Extracted records:
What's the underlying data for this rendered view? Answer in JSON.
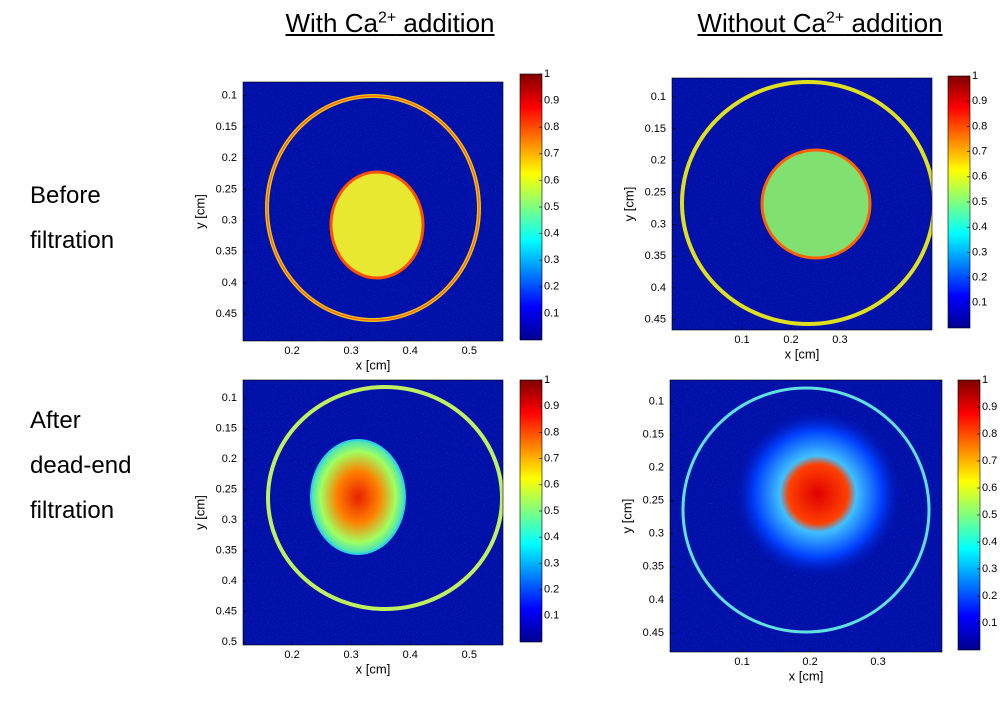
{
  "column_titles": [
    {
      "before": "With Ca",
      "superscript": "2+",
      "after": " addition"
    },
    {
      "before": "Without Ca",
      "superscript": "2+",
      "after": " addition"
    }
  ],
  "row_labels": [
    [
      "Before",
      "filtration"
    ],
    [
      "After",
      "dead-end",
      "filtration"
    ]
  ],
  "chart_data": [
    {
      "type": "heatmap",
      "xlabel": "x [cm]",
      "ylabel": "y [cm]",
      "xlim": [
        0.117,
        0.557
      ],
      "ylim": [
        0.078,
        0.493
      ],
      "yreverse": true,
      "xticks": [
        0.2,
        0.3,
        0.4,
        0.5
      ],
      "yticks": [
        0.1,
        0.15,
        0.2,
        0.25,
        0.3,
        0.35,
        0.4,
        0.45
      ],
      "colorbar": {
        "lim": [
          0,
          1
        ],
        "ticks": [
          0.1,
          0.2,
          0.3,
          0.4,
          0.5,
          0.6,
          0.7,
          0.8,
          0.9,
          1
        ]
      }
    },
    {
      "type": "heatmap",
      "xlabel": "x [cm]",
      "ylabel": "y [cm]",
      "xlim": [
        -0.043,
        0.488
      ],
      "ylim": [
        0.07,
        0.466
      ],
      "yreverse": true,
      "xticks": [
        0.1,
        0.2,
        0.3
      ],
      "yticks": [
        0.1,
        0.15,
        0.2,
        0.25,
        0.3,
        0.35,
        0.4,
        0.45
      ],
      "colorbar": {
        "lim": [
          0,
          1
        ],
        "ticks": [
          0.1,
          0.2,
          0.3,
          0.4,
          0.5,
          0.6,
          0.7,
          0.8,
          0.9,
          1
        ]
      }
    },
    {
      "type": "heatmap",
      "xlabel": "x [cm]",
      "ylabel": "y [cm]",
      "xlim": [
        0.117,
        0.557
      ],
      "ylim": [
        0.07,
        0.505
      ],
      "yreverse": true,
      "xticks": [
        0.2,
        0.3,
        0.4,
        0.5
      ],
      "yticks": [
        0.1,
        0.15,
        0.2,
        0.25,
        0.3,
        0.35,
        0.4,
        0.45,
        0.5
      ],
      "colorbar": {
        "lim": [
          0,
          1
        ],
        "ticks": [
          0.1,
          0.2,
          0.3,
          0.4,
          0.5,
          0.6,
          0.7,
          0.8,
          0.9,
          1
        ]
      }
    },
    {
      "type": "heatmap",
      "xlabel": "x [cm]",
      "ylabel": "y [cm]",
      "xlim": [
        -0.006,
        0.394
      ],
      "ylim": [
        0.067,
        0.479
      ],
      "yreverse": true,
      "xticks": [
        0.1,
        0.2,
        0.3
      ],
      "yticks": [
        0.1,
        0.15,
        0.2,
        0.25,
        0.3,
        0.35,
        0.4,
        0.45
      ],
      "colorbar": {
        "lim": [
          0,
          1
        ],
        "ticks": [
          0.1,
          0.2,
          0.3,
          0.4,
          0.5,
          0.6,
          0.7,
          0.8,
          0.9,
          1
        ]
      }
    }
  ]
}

* **GIVEN INSTRUCTION**:
Each line of the data should be quoted exactly, with pictures left out.

* **EXERCISE RESPONSE**:
What's the underlying data for this rendered view? Answer in JSON.
{
  "column_titles": [
    {
      "before": "With Ca",
      "superscript": "2+",
      "after": " addition"
    },
    {
      "before": "Without Ca",
      "superscript": "2+",
      "after": " addition"
    }
  ],
  "row_labels": [
    [
      "Before",
      "filtration"
    ],
    [
      "After",
      "dead-end",
      "filtration"
    ]
  ],
  "chart_data": [
    {
      "type": "heatmap",
      "xlabel": "x [cm]",
      "ylabel": "y [cm]",
      "xlim": [
        0.117,
        0.557
      ],
      "ylim": [
        0.078,
        0.493
      ],
      "yreverse": true,
      "xticks": [
        0.2,
        0.3,
        0.4,
        0.5
      ],
      "yticks": [
        0.1,
        0.15,
        0.2,
        0.25,
        0.3,
        0.35,
        0.4,
        0.45
      ],
      "colorbar": {
        "lim": [
          0,
          1
        ],
        "ticks": [
          0.1,
          0.2,
          0.3,
          0.4,
          0.5,
          0.6,
          0.7,
          0.8,
          0.9,
          1
        ]
      }
    },
    {
      "type": "heatmap",
      "xlabel": "x [cm]",
      "ylabel": "y [cm]",
      "xlim": [
        -0.043,
        0.488
      ],
      "ylim": [
        0.07,
        0.466
      ],
      "yreverse": true,
      "xticks": [
        0.1,
        0.2,
        0.3
      ],
      "yticks": [
        0.1,
        0.15,
        0.2,
        0.25,
        0.3,
        0.35,
        0.4,
        0.45
      ],
      "colorbar": {
        "lim": [
          0,
          1
        ],
        "ticks": [
          0.1,
          0.2,
          0.3,
          0.4,
          0.5,
          0.6,
          0.7,
          0.8,
          0.9,
          1
        ]
      }
    },
    {
      "type": "heatmap",
      "xlabel": "x [cm]",
      "ylabel": "y [cm]",
      "xlim": [
        0.117,
        0.557
      ],
      "ylim": [
        0.07,
        0.505
      ],
      "yreverse": true,
      "xticks": [
        0.2,
        0.3,
        0.4,
        0.5
      ],
      "yticks": [
        0.1,
        0.15,
        0.2,
        0.25,
        0.3,
        0.35,
        0.4,
        0.45,
        0.5
      ],
      "colorbar": {
        "lim": [
          0,
          1
        ],
        "ticks": [
          0.1,
          0.2,
          0.3,
          0.4,
          0.5,
          0.6,
          0.7,
          0.8,
          0.9,
          1
        ]
      }
    },
    {
      "type": "heatmap",
      "xlabel": "x [cm]",
      "ylabel": "y [cm]",
      "xlim": [
        -0.006,
        0.394
      ],
      "ylim": [
        0.067,
        0.479
      ],
      "yreverse": true,
      "xticks": [
        0.1,
        0.2,
        0.3
      ],
      "yticks": [
        0.1,
        0.15,
        0.2,
        0.25,
        0.3,
        0.35,
        0.4,
        0.45
      ],
      "colorbar": {
        "lim": [
          0,
          1
        ],
        "ticks": [
          0.1,
          0.2,
          0.3,
          0.4,
          0.5,
          0.6,
          0.7,
          0.8,
          0.9,
          1
        ]
      }
    }
  ]
}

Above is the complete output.